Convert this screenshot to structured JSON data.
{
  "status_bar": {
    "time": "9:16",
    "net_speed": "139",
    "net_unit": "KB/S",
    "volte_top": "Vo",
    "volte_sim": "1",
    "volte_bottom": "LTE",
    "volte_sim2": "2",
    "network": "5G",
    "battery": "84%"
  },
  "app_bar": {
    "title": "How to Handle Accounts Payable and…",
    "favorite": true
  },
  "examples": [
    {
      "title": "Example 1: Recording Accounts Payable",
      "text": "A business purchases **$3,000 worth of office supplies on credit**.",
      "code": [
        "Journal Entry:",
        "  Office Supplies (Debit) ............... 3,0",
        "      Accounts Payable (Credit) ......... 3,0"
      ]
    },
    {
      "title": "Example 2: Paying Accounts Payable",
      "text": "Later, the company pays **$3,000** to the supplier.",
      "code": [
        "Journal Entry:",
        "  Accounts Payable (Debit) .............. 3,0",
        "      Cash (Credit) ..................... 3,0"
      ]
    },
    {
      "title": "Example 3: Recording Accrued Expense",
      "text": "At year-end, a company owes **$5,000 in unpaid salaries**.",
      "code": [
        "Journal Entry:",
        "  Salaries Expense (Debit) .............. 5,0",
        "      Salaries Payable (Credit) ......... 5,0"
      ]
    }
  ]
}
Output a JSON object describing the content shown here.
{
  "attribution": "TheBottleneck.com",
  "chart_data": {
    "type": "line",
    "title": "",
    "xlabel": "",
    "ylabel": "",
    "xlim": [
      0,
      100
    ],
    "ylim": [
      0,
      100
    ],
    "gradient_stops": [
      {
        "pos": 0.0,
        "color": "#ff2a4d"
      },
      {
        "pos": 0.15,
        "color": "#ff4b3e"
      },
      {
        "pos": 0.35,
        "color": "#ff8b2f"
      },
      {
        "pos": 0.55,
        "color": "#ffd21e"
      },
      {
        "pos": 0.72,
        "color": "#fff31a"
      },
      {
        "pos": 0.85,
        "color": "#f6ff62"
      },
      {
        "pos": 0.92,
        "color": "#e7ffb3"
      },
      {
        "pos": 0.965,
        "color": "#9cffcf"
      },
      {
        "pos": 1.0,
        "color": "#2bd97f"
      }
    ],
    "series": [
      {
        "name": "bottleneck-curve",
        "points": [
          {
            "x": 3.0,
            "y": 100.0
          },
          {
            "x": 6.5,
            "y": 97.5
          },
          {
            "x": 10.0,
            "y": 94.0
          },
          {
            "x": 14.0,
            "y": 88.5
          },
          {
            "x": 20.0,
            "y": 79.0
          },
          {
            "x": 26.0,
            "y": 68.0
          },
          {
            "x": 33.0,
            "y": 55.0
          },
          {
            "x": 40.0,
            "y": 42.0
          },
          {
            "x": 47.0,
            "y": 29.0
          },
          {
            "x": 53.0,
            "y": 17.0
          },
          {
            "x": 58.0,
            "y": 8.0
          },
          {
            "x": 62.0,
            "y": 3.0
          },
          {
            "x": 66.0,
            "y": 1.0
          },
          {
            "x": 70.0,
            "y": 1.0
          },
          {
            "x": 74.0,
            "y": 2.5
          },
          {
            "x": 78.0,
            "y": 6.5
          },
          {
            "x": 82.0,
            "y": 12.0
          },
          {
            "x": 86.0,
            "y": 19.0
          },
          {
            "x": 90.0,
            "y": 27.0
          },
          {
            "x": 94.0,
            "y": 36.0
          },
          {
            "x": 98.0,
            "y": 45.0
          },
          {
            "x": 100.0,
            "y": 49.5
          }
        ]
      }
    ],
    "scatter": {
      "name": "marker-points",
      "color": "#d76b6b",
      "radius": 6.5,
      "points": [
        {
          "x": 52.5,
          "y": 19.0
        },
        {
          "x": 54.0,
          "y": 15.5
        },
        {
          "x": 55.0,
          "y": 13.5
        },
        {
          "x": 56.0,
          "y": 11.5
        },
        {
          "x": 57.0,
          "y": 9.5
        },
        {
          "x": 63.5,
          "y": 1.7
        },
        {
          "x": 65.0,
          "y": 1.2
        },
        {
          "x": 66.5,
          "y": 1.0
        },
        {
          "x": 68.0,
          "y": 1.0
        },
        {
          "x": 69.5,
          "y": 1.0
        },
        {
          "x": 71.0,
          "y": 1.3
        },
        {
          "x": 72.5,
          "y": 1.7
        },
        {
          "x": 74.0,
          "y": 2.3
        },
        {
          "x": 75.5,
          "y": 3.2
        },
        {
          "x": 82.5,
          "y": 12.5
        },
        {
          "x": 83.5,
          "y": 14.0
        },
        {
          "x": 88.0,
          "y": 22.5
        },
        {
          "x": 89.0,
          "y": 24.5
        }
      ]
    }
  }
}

------

TASK DESCRIPTION:
Of the lines in the material, how many hold the word "Expense"? Reply with the number only.

COMPLETE OUTPUT:
2